- TEXT UNDER STUDY -
============================================================

Therefore, justice in the society tries to safeguard the virtues that compose ethics. In light of the above, Plato pointed to virtue as being a benefit to the social order and helpful to both the individual and the society (Rist 89). On the other hand, Socrates had the view that every individual has the rationality of doing right and no one can harm another while in his or her right mind. Moreover, Aquinas text on justice in the Four Cardinal Virtues point to justice as being a component of virtue.

Justice aims at correcting the wrong doers in the society in a bid to make the societal order friendlier for human inhabitance. The process of applying justice involves forms of punishment. From this, we can deduce that in order to maintain justice, some forms of punishment must be administered upon the wrongdoers (Rist 138). Aquinas rightfully puts justice as a part of virtue, and punishment being related to justice, it is viable to conclude that punishment also constitutes a virtue. Technically, though, punishment cannot be termed as a virtue since it is under the jurisdiction of justice (Rist 149).

As such, it can only be mentioned in the context of justice, which then extends to virtue, thereby showing the interrelation between the three. Justice tries to respect the rights of others as highlighted by Aquinas. On the other hand, virtues also have the theme of maintaining the morality of the society in general (Rist 172). Therefore, it can be morally justified to look at punishment as a virtue due to its motive of looking at the welfare of the society. Alternatively, the morality of punishment that makes it virtuous is its moral obligation to rectify the societal individuals and instill some virtuous ideologies in them.

============================================================

- DATA LISTING -
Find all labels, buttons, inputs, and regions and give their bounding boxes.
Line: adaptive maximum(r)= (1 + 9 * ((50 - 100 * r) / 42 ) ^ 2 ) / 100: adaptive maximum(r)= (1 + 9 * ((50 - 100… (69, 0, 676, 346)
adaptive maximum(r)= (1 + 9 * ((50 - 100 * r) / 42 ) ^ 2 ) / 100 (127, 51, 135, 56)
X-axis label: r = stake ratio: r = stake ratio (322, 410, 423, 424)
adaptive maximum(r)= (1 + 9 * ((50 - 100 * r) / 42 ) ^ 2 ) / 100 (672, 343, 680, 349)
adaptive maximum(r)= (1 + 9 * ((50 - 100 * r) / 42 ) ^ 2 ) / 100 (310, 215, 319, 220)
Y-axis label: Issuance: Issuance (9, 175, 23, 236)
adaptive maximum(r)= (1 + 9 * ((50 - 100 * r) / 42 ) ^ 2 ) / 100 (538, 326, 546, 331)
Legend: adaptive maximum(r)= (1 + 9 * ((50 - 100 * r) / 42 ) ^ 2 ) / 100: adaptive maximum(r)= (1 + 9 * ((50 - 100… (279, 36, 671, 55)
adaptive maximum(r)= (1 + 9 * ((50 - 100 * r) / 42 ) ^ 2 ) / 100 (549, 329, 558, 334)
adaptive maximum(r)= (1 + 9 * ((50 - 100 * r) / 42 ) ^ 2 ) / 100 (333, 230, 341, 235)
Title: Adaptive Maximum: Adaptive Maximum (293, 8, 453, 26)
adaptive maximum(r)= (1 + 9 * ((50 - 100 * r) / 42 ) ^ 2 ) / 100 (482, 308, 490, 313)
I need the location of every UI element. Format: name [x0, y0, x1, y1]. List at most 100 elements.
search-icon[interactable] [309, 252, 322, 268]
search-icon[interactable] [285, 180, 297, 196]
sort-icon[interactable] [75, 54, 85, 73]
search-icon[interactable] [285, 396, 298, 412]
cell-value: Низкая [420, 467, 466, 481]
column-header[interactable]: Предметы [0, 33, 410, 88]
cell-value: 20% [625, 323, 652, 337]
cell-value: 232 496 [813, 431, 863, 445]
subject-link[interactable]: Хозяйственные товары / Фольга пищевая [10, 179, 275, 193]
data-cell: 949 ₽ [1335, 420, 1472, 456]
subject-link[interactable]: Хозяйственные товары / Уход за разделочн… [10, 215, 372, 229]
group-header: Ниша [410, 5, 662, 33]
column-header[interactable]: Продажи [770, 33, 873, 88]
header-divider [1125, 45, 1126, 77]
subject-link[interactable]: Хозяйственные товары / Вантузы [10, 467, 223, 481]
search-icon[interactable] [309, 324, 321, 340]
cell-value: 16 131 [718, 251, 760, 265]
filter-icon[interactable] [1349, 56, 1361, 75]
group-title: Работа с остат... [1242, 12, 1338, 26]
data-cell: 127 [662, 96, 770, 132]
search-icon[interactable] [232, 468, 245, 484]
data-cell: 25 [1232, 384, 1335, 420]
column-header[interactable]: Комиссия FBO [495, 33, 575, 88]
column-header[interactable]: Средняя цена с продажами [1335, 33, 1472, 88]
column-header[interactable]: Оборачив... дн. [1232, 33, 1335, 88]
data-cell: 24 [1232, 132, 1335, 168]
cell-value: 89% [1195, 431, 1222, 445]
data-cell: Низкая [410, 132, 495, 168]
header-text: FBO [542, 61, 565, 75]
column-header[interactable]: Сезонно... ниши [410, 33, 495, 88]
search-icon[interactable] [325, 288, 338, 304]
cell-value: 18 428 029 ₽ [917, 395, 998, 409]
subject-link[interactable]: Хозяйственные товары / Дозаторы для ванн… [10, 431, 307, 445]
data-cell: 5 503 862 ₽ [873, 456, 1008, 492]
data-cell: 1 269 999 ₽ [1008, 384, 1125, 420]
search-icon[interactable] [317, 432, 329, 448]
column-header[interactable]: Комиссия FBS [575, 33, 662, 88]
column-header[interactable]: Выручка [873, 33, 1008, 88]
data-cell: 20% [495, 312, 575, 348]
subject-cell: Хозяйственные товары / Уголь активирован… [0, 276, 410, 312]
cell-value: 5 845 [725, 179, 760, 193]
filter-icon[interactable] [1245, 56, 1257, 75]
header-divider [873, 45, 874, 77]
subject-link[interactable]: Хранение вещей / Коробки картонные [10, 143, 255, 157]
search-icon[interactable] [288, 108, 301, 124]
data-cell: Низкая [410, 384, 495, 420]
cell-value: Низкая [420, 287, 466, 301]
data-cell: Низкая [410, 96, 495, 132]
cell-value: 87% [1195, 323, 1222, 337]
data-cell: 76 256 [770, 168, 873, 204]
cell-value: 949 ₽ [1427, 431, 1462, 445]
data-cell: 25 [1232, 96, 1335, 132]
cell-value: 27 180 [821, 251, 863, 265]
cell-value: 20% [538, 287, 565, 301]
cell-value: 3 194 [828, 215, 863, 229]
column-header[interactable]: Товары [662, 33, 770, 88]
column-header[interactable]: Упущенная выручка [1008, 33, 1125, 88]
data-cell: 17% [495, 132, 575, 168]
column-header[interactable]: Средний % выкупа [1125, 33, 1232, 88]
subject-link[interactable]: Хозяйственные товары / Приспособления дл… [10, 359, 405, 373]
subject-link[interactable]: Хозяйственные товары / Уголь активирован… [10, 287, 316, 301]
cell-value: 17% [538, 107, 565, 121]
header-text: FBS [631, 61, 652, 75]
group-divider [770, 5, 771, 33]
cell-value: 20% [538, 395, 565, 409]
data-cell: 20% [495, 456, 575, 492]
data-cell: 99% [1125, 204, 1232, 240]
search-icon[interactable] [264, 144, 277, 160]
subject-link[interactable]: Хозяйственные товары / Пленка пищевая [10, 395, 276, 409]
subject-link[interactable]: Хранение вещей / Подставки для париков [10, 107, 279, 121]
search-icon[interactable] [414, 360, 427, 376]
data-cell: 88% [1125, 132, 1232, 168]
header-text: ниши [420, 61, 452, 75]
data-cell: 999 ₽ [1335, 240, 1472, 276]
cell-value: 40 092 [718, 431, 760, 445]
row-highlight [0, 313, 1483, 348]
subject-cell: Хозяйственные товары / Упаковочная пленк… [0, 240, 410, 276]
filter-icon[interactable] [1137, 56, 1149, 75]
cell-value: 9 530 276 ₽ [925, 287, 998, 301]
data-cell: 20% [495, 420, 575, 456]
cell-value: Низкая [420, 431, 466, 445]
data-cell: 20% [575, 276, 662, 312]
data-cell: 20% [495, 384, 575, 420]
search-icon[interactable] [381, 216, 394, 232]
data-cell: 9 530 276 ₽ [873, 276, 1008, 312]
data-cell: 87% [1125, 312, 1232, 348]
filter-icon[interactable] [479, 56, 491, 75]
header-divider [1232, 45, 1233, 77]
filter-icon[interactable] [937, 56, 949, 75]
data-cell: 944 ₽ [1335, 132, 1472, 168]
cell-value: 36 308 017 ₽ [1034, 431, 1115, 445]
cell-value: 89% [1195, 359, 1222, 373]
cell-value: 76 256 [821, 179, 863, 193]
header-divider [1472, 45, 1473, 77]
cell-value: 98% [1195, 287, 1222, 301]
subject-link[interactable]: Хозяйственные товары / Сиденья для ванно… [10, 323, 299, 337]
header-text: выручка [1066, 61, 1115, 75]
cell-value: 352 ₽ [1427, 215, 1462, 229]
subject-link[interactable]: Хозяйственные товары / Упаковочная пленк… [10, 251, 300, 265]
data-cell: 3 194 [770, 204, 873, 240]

============================================================

- TASK TO COMPLETE -
Answer these questions from the text on justice and virtue.
1. What view did Socrates hold about every individual?
2. What does the process of applying justice involve?
3. According to Aquinas, what does justice try to respect?

- ANSWER BOX -
1. Every individual has the rationality of doing right, and no one can harm another while in his or her right mind.
2. Forms of punishment.
3. The rights of others.